Problem requirements: Locate the lines where "방정식은" occurs and copy them as they stand.

(Collected data entries)
--- Start ---
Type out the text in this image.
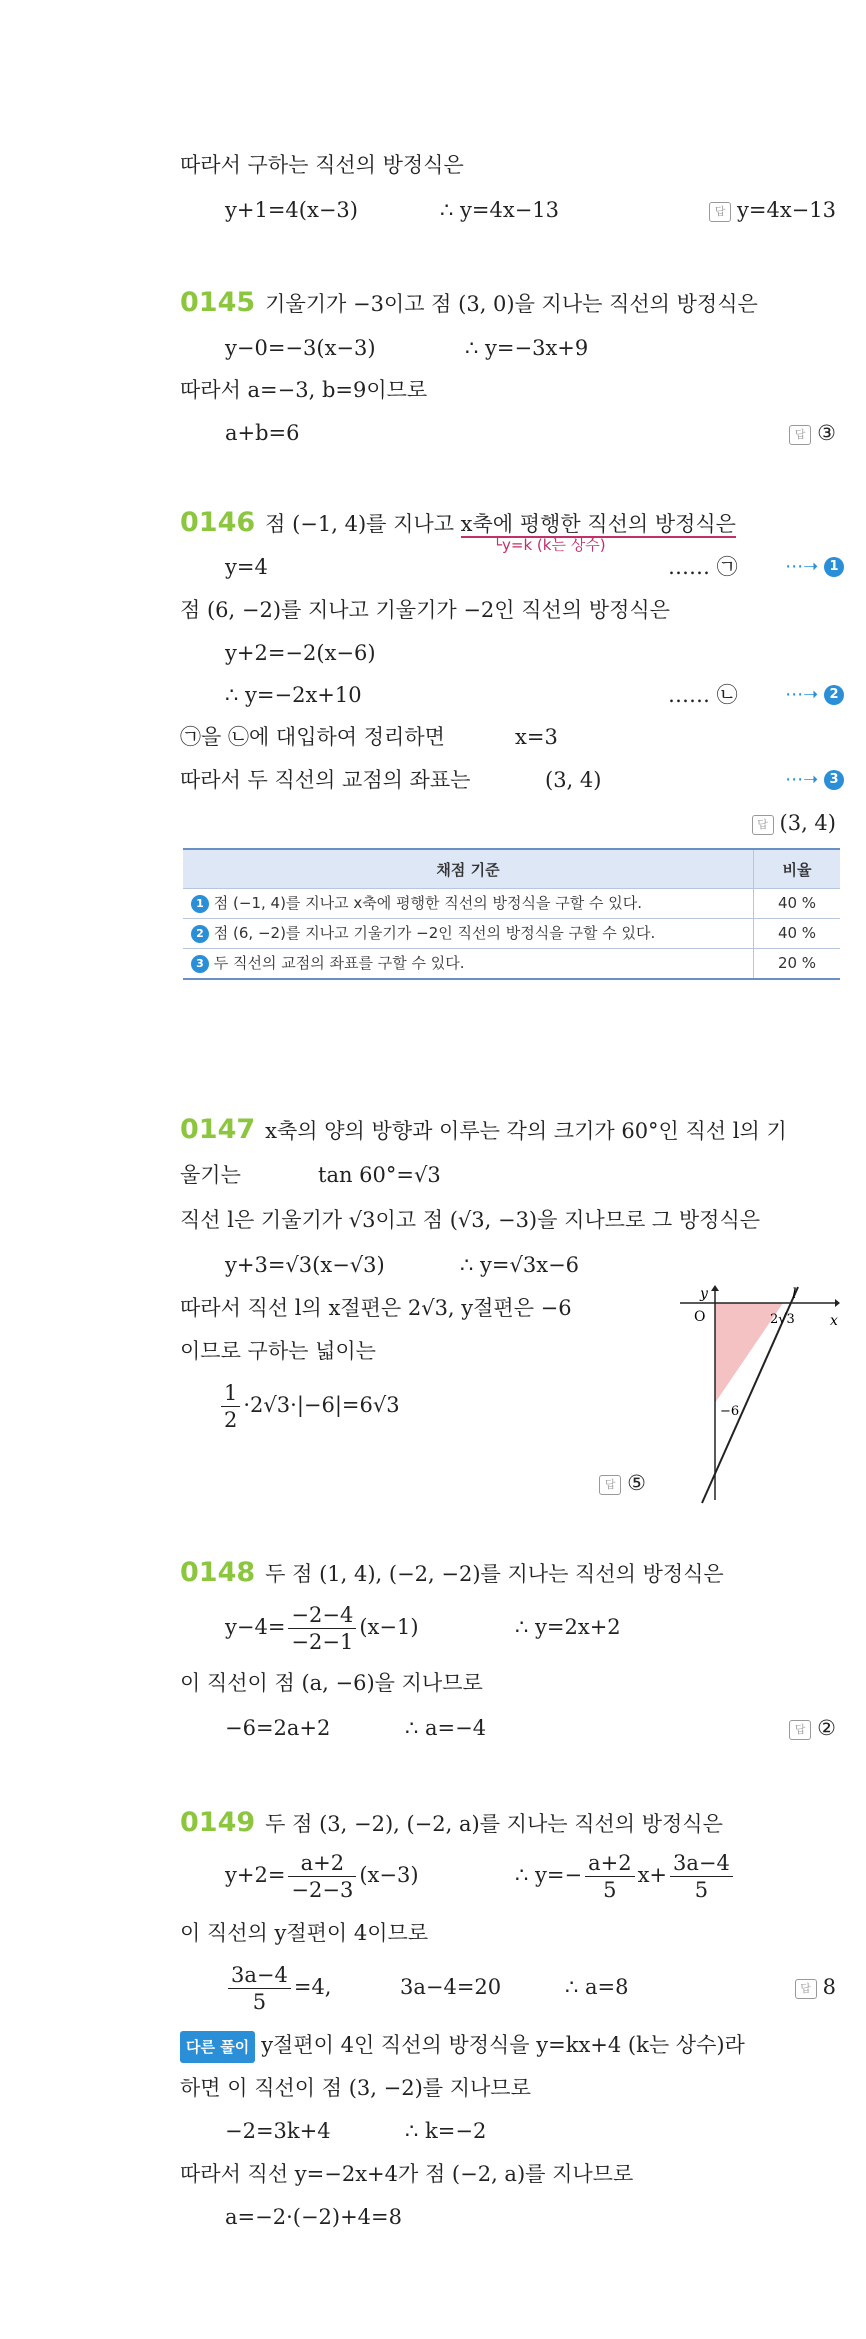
따라서 구하는 직선의 방정식은
y+1=4(x−3)	∴ y=4x−13	답 y=4x−13
0145 기울기가 −3이고 점 (3, 0)을 지나는 직선의 방정식은
y−0=−3(x−3)	∴ y=−3x+9
따라서 a=−3, b=9이므로
a+b=6	답 ③
0146 점 (−1, 4)를 지나고 x축에 평행한 직선의 방정식은
└y=k (k는 상수)
y=4	…… ㉠	⋯➝ 1
점 (6, −2)를 지나고 기울기가 −2인 직선의 방정식은
y+2=−2(x−6)
∴ y=−2x+10	…… ㉡	⋯➝ 2
㉠을 ㉡에 대입하여 정리하면	x=3
따라서 두 직선의 교점의 좌표는	(3, 4)	⋯➝ 3
답 (3, 4)
채점 기준	비율
1 점 (−1, 4)를 지나고 x축에 평행한 직선의 방정식을 구할 수 있다.	40 %
2 점 (6, −2)를 지나고 기울기가 −2인 직선의 방정식을 구할 수 있다.	40 %
3 두 직선의 교점의 좌표를 구할 수 있다.	20 %
0147 x축의 양의 방향과 이루는 각의 크기가 60°인 직선 l의 기
울기는	tan 60°=√3
직선 l은 기울기가 √3이고 점 (√3, −3)을 지나므로 그 방정식은
y+3=√3(x−√3)	∴ y=√3x−6
따라서 직선 l의 x절편은 2√3, y절편은 −6
이므로 구하는 넓이는
$\frac{1}{2} \cdot 2√3\cdot|-6|=6√3$
답 ⑤
y
x
O
l
2√3
−6
0148 두 점 (1, 4), (−2, −2)를 지나는 직선의 방정식은
$y-4= \frac{-2-4}{-2-1} (x-1)$	∴ y=2x+2
이 직선이 점 (a, −6)을 지나므로
−6=2a+2	∴ a=−4	답 ②
0149 두 점 (3, −2), (−2, a)를 지나는 직선의 방정식은
$y+2= \frac{a+2}{-2-3} (x-3)$	∴ $y=- \frac{a+2}{5} x+ \frac{3a-4}{5}$
이 직선의 y절편이 4이므로
$\frac{3a-4}{5} =4$,	3a−4=20	∴ a=8	답 8
다른 풀이 y절편이 4인 직선의 방정식을 y=kx+4 (k는 상수)라
하면 이 직선이 점 (3, −2)를 지나므로
−2=3k+4	∴ k=−2
따라서 직선 y=−2x+4가 점 (−2, a)를 지나므로
a=−2·(−2)+4=8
--- End ---
Answer for the task:
따라서 구하는 직선의 방정식은
0145 기울기가 −3이고 점 (3, 0)을 지나는 직선의 방정식은
0146 점 (−1, 4)를 지나고 x축에 평행한 직선의 방정식은
점 (6, −2)를 지나고 기울기가 −2인 직선의 방정식은
직선 l은 기울기가 √3이고 점 (√3, −3)을 지나므로 그 방정식은
0148 두 점 (1, 4), (−2, −2)를 지나는 직선의 방정식은
0149 두 점 (3, −2), (−2, a)를 지나는 직선의 방정식은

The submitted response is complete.